#### Problem
Give only the number of lines in the listing below where the string "Thanks" occurs.

#### Available data
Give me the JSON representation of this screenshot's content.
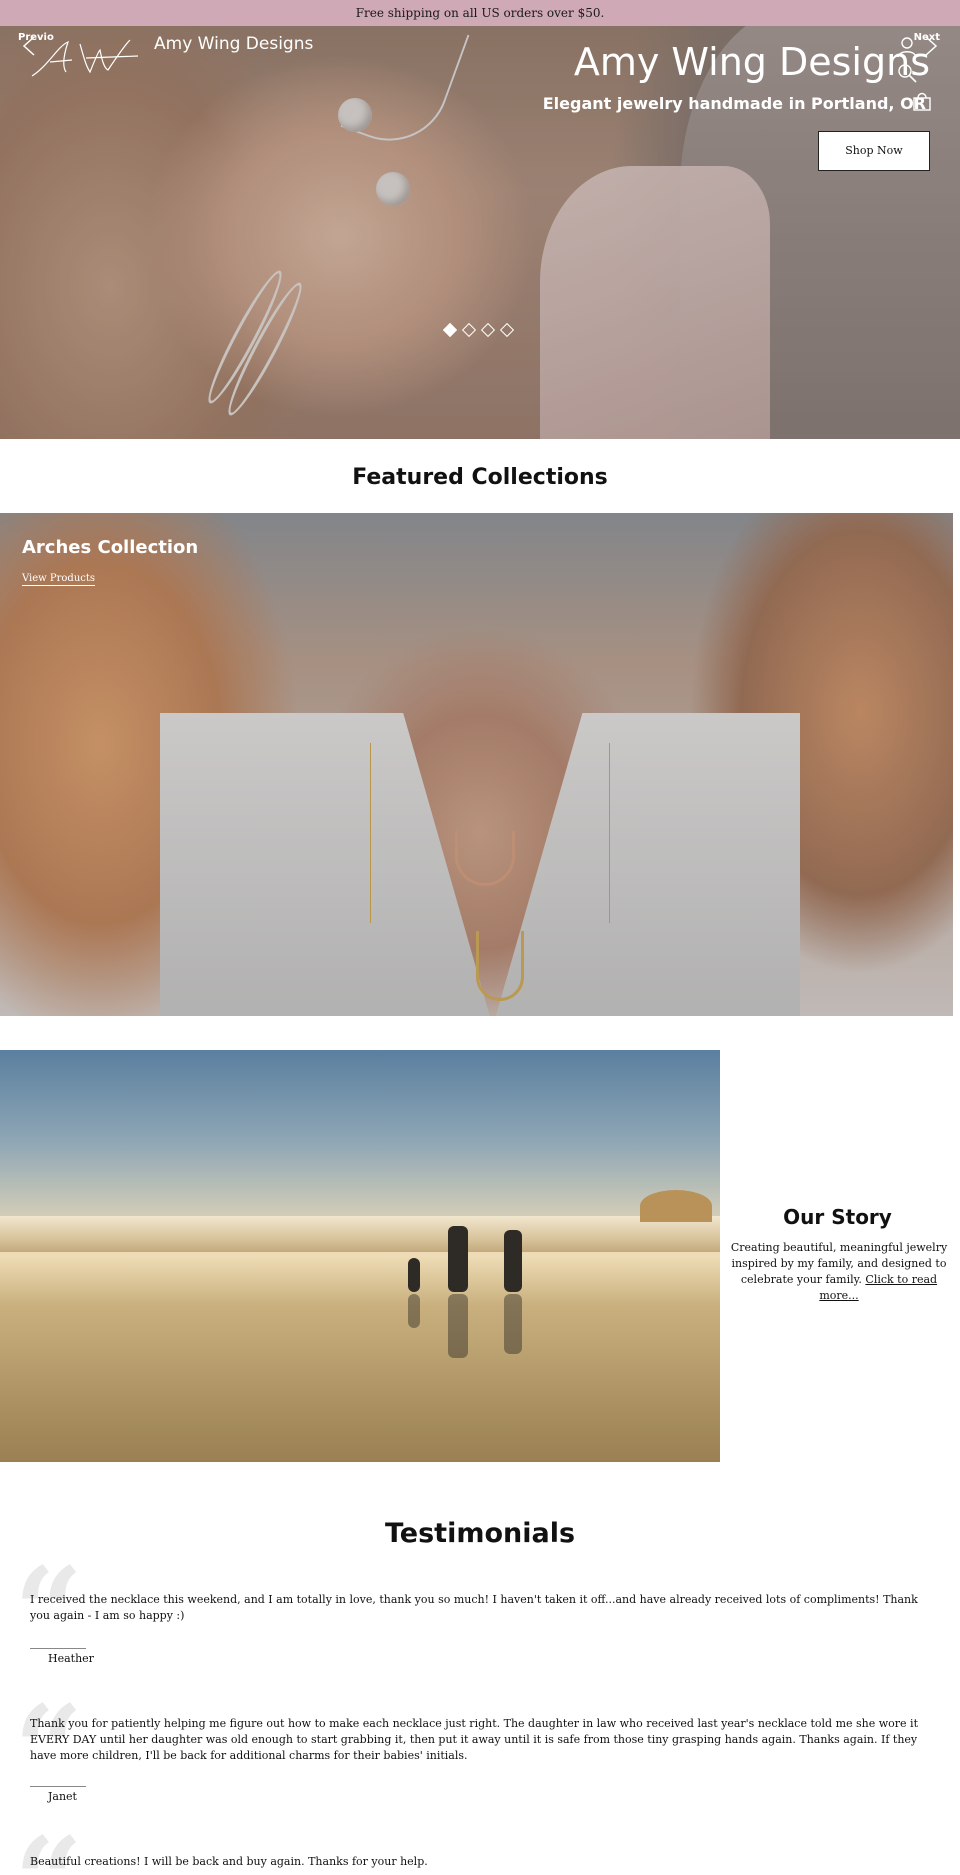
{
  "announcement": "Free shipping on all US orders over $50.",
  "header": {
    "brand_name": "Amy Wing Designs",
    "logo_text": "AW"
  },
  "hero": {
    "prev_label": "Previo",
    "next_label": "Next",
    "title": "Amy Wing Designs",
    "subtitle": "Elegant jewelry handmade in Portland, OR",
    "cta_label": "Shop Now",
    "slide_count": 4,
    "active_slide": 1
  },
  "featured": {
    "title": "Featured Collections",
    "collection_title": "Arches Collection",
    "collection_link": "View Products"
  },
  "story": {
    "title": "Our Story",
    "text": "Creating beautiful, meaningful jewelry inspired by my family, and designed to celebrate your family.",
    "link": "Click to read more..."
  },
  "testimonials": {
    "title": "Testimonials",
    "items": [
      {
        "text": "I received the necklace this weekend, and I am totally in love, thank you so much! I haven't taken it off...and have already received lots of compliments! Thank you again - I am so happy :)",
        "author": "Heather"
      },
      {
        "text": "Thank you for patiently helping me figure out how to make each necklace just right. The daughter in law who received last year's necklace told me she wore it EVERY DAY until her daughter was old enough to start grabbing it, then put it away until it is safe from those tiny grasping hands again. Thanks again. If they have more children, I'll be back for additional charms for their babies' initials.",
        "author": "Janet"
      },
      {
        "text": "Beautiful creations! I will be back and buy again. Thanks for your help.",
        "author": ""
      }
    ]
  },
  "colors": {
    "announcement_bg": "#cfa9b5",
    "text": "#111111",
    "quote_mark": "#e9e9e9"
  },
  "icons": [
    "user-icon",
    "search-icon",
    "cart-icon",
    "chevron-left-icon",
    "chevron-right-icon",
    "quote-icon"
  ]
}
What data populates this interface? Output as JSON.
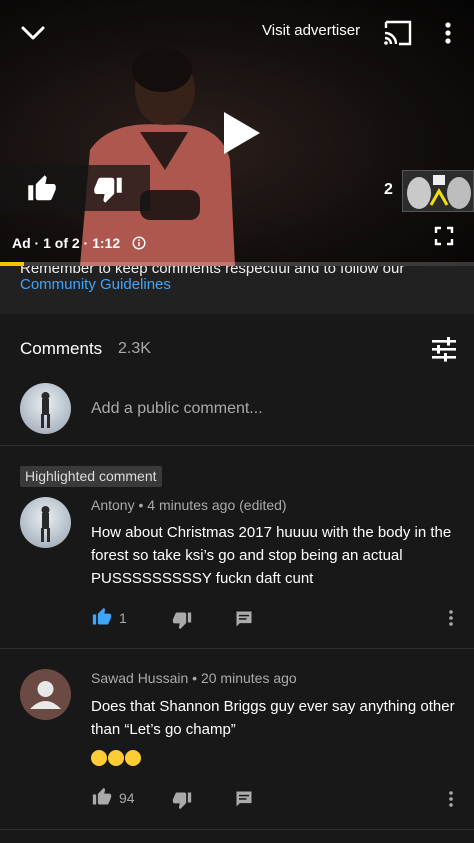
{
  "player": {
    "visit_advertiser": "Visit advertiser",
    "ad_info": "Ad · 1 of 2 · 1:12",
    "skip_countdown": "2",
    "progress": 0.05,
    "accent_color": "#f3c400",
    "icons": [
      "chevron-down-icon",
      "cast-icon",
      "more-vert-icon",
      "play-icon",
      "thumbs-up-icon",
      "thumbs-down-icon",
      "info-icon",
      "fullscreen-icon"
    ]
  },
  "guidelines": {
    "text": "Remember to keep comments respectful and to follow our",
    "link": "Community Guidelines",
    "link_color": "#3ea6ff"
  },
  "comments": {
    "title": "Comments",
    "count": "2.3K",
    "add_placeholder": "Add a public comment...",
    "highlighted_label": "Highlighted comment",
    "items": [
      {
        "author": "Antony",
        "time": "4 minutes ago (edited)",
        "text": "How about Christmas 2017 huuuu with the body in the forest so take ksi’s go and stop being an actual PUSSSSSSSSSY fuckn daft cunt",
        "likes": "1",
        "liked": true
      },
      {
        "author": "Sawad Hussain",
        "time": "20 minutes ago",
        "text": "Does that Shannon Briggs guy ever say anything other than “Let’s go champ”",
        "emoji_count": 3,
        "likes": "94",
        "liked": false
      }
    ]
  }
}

==

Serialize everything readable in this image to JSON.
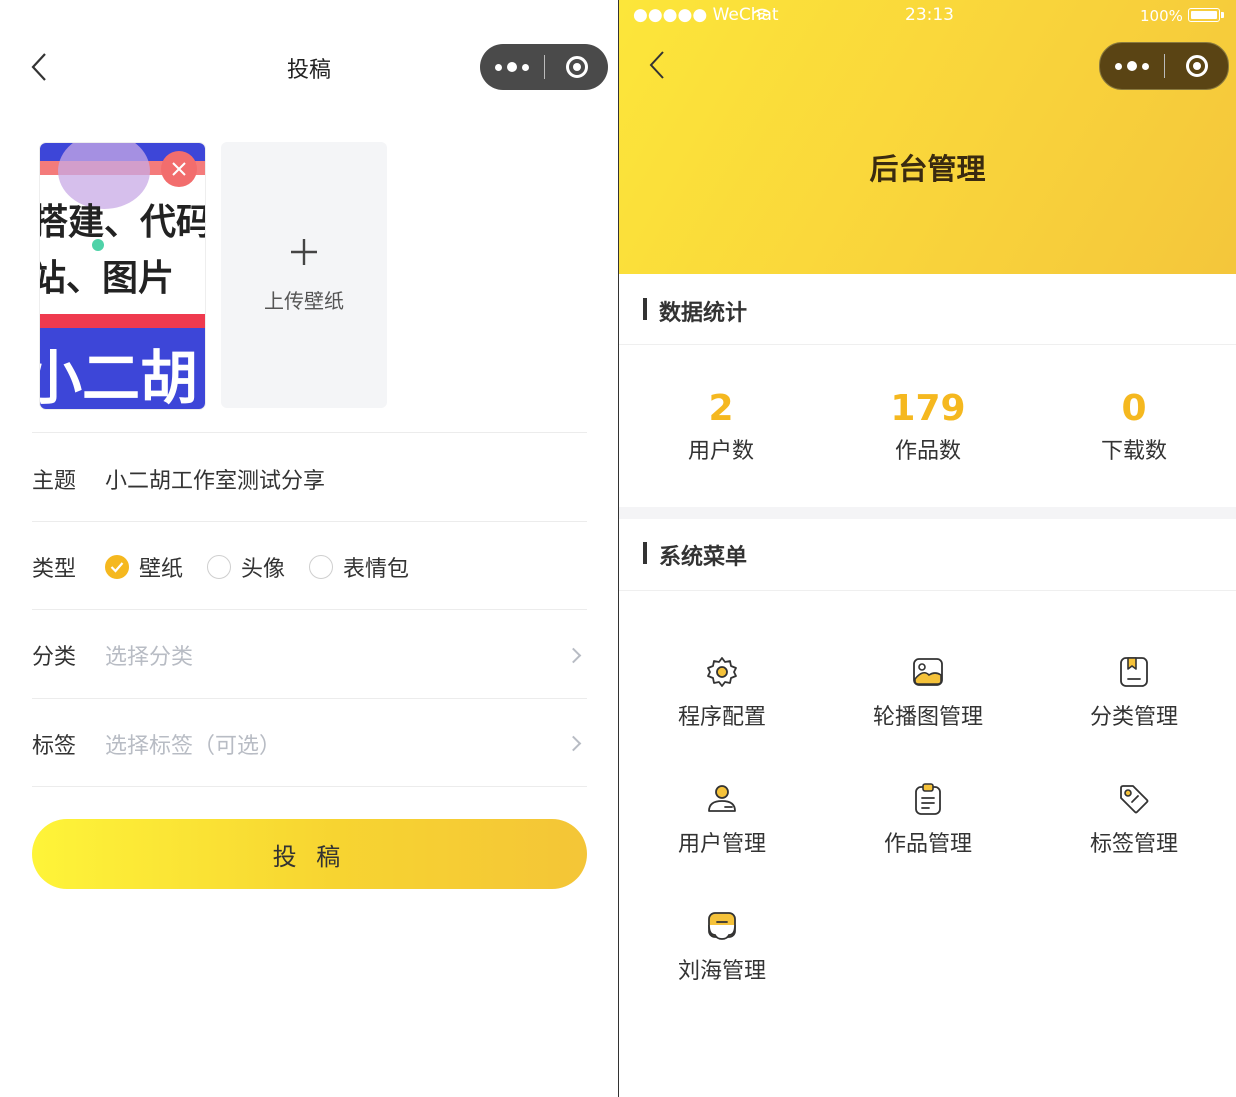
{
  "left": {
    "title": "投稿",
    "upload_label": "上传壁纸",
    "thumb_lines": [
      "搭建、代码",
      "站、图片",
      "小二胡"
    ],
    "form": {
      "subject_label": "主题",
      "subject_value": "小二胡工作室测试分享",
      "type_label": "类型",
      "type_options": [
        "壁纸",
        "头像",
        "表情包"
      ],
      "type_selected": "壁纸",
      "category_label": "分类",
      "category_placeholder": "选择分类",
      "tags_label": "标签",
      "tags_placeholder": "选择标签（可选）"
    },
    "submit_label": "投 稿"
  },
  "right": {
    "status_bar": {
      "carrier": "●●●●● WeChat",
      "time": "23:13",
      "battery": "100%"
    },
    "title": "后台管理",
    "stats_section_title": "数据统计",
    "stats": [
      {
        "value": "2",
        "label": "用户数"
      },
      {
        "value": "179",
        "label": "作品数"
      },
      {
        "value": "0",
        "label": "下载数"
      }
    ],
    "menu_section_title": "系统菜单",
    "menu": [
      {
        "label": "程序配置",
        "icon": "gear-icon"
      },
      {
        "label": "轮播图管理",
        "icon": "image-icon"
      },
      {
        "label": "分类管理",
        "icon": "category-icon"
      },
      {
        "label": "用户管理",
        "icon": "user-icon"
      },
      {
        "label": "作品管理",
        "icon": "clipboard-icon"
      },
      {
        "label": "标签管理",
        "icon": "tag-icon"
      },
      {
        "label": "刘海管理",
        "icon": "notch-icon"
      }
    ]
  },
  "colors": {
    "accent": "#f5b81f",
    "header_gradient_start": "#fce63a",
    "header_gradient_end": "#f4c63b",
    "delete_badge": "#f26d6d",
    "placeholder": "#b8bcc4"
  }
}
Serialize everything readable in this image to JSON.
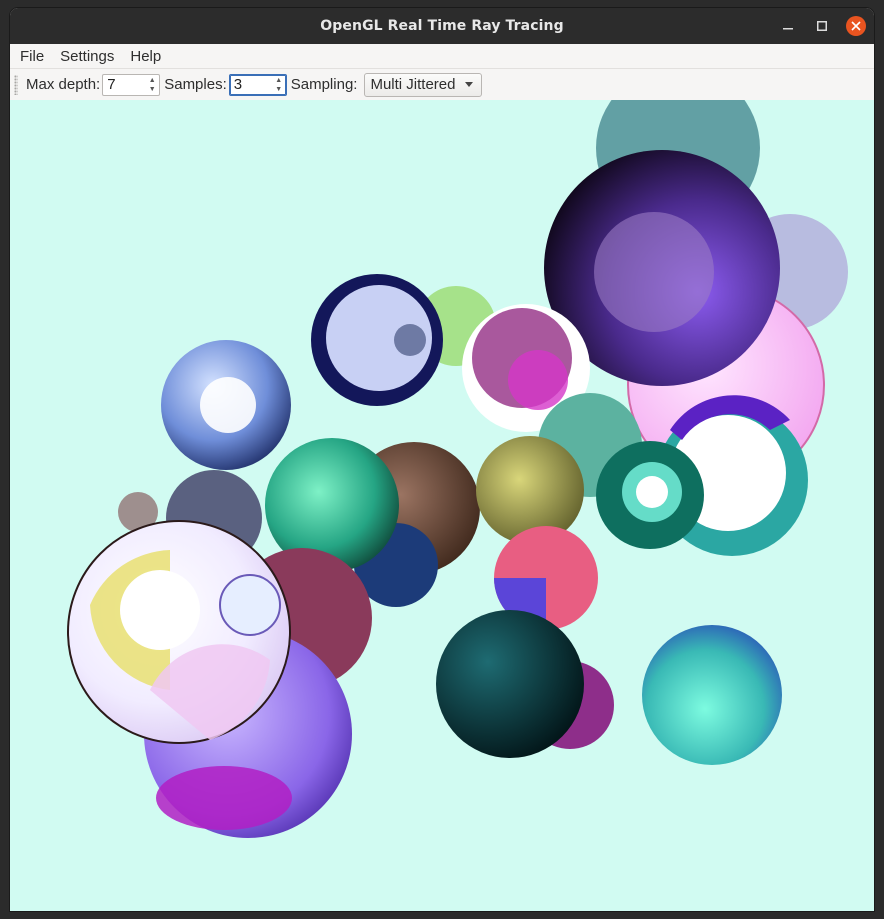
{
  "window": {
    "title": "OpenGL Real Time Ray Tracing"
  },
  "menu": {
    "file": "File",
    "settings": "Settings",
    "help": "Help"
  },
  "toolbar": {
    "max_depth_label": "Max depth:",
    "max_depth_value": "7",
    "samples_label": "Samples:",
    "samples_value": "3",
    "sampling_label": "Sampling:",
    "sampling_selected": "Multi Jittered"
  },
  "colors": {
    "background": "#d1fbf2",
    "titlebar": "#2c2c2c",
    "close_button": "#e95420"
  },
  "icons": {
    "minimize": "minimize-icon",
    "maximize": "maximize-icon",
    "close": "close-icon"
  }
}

---

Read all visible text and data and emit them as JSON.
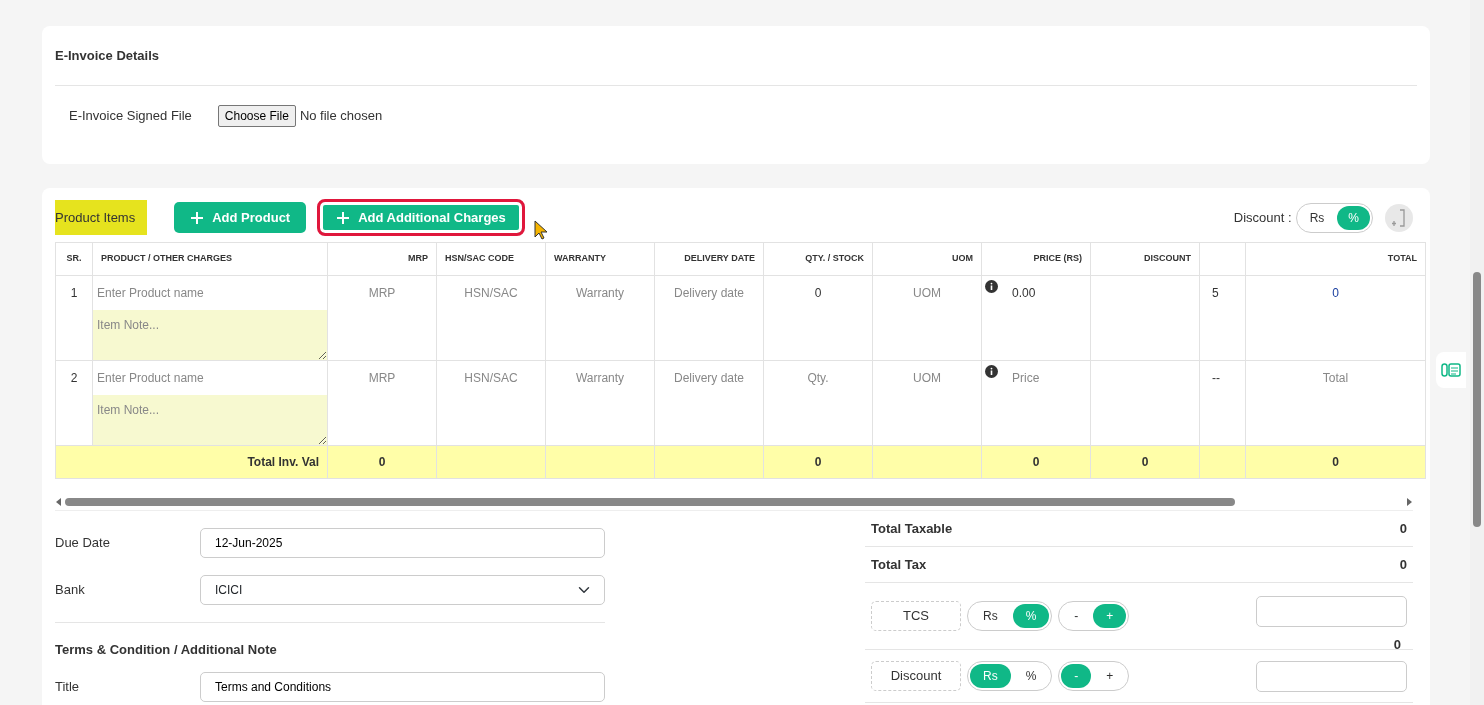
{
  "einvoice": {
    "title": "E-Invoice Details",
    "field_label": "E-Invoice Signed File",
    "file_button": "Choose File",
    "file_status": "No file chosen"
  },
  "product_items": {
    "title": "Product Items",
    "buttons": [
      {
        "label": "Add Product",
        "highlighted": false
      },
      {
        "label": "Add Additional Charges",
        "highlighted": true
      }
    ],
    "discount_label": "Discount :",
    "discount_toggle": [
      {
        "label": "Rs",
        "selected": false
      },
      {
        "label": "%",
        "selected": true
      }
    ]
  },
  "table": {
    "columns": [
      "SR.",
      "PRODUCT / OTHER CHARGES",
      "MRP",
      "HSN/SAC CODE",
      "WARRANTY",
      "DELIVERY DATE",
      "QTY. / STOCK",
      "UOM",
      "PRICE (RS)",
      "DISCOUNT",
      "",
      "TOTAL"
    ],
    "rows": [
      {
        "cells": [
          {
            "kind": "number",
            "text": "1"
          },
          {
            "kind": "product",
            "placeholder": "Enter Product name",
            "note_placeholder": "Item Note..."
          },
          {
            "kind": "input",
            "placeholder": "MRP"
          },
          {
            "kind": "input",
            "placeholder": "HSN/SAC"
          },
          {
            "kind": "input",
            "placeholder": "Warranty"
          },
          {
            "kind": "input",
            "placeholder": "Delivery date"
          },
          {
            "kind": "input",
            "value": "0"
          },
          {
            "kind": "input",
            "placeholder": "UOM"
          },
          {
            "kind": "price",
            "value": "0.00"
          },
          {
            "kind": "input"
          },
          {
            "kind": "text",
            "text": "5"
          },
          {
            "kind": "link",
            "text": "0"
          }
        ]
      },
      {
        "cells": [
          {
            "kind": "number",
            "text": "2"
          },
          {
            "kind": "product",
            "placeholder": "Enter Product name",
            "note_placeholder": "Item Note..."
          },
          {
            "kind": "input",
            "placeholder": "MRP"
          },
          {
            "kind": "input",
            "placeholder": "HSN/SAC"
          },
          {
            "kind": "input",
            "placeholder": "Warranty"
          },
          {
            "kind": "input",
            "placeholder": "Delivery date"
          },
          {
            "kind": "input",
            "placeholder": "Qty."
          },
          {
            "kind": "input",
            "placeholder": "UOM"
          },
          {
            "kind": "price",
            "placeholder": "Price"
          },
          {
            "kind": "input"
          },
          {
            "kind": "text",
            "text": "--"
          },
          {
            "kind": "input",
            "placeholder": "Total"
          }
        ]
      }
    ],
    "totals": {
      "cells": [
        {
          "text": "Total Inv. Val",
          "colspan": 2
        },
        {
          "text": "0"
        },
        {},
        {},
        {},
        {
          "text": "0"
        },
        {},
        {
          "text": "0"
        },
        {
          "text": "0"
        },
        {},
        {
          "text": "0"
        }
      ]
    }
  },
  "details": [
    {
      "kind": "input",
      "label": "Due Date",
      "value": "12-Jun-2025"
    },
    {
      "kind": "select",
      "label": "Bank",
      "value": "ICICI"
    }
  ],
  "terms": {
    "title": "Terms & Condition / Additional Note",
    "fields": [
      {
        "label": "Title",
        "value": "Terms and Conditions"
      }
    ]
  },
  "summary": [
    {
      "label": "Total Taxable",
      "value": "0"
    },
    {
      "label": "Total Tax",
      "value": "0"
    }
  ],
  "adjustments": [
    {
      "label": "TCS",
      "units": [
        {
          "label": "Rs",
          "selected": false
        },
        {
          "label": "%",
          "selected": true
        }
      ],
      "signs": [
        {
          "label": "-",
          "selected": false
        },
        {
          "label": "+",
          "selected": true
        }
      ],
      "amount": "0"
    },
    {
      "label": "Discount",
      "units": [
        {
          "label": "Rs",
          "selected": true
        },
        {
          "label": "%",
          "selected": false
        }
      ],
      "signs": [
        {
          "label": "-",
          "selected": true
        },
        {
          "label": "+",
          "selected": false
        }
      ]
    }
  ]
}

#### Answer in full
2